### LISTED ENTRIES ###

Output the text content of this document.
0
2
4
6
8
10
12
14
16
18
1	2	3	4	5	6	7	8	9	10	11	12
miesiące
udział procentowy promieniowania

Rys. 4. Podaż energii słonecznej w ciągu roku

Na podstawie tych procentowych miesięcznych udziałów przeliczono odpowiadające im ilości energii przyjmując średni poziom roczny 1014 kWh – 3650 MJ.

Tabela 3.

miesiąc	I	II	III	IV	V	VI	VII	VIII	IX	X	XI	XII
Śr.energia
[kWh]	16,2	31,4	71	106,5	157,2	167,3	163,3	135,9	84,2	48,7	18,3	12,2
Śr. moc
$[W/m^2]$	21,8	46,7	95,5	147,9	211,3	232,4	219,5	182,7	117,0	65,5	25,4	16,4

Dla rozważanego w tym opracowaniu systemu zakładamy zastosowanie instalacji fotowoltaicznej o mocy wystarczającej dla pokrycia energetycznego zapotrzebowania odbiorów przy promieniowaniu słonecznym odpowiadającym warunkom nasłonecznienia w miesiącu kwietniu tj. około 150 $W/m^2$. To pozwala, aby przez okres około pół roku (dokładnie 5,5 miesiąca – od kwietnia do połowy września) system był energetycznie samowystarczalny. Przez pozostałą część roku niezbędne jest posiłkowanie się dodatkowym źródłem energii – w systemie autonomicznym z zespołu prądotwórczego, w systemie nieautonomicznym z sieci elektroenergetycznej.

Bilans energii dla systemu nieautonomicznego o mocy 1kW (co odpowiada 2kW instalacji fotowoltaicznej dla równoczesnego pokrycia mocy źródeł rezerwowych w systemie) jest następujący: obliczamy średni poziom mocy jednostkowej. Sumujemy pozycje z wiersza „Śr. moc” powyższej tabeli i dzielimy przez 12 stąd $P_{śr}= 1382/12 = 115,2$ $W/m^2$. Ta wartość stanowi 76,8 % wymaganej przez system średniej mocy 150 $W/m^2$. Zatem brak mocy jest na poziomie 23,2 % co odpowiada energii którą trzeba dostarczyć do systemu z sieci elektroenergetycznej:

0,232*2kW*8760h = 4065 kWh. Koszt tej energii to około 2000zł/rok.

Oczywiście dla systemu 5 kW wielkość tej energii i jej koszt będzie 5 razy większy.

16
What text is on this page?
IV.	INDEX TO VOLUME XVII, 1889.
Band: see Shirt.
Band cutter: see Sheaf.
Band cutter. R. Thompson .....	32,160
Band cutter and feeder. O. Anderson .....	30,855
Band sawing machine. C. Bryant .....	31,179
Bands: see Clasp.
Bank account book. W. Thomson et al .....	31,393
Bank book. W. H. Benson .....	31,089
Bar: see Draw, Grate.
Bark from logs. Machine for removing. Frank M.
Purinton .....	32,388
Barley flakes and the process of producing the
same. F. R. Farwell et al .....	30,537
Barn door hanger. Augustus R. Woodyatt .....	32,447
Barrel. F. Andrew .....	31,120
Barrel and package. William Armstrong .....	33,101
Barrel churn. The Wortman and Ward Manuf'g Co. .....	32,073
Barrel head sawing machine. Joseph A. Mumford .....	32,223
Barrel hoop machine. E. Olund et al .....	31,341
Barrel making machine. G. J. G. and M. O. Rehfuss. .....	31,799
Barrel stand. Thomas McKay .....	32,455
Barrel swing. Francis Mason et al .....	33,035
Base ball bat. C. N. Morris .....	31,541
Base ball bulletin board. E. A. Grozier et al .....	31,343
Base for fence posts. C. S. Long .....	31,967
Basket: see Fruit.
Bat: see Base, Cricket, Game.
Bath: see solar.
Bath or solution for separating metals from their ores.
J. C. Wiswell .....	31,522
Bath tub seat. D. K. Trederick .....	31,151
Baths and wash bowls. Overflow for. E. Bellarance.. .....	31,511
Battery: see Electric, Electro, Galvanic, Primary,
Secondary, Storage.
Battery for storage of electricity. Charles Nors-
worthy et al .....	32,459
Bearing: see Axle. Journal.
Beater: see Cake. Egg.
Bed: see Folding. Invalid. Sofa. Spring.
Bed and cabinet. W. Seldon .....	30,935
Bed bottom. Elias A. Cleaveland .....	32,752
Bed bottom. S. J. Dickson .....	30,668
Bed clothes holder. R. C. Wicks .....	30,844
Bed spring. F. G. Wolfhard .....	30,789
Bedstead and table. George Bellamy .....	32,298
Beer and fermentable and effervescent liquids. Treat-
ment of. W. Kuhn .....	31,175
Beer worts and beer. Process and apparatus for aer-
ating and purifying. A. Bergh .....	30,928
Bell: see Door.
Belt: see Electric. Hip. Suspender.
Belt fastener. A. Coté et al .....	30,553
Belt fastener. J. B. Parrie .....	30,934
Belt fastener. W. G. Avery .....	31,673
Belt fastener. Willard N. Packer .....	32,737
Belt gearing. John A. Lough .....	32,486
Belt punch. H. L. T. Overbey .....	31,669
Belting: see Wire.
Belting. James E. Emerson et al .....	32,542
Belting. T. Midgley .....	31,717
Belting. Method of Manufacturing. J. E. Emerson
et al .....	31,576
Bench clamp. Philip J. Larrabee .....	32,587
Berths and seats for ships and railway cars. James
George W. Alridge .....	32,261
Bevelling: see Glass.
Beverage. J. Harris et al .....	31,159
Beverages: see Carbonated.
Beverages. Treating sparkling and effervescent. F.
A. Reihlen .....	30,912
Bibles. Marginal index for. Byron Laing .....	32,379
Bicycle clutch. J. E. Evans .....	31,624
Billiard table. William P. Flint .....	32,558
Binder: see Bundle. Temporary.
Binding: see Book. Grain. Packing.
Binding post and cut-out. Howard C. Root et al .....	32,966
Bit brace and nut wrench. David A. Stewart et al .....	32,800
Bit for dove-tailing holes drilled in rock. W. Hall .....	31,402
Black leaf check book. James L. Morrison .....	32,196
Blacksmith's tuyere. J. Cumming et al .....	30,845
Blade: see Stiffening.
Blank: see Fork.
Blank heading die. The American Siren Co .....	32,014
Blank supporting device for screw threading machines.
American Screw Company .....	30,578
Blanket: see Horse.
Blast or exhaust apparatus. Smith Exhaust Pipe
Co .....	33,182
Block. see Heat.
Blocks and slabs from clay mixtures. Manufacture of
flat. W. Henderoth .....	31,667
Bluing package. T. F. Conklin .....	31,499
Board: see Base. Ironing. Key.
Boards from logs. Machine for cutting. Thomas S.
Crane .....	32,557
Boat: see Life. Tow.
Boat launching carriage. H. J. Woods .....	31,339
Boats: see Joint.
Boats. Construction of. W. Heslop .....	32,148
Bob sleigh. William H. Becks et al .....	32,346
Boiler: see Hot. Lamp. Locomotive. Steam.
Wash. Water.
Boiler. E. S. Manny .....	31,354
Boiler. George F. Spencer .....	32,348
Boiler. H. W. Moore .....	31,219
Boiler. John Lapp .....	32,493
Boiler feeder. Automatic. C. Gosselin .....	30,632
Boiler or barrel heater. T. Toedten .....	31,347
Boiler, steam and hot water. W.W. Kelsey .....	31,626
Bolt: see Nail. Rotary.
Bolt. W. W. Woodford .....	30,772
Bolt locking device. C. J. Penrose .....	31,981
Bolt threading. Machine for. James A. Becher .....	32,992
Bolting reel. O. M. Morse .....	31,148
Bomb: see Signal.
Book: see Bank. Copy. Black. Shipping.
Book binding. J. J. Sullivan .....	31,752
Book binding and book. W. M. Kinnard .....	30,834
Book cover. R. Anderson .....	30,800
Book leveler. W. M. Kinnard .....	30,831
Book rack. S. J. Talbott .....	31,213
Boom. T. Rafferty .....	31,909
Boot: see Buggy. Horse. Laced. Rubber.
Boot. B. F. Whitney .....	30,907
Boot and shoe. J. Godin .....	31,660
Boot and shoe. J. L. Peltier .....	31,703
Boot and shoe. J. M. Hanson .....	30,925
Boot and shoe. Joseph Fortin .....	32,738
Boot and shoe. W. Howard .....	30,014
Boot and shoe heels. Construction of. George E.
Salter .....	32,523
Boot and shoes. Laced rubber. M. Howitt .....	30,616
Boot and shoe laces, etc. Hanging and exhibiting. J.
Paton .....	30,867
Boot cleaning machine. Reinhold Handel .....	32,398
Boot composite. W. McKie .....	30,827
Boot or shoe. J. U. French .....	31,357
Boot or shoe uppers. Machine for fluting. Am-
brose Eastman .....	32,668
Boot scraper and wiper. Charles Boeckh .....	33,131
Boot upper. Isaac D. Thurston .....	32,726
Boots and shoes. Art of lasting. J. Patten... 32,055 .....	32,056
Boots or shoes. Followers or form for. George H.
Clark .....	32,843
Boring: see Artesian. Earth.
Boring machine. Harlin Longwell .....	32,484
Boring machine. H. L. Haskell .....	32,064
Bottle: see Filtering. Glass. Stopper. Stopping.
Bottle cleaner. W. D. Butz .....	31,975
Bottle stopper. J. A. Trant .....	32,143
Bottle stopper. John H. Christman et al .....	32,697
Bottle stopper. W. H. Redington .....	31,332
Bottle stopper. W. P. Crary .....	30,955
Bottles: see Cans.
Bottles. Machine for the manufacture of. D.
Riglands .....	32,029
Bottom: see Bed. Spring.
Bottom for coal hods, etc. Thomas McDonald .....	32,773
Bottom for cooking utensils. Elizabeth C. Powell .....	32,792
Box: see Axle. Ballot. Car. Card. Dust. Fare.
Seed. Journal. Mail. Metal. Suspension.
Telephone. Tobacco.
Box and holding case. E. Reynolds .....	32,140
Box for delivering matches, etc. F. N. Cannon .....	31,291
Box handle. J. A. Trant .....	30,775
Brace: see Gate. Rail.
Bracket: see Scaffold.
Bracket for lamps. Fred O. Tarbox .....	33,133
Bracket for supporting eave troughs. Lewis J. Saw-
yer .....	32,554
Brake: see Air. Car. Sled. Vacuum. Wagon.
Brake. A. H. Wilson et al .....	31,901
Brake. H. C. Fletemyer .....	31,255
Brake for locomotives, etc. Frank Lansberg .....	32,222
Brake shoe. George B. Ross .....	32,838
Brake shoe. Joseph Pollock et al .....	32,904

###

_REQUIRED TASK_
Select every line of the material above holding the word "James" and copy it.

_ANSWER TO THE TASK_
Belting. James E. Emerson et al .....	32,542
Berths and seats for ships and railway cars. James
Black leaf check book. James L. Morrison .....	32,196
Bolt threading. Machine for. James A. Becher .....	32,992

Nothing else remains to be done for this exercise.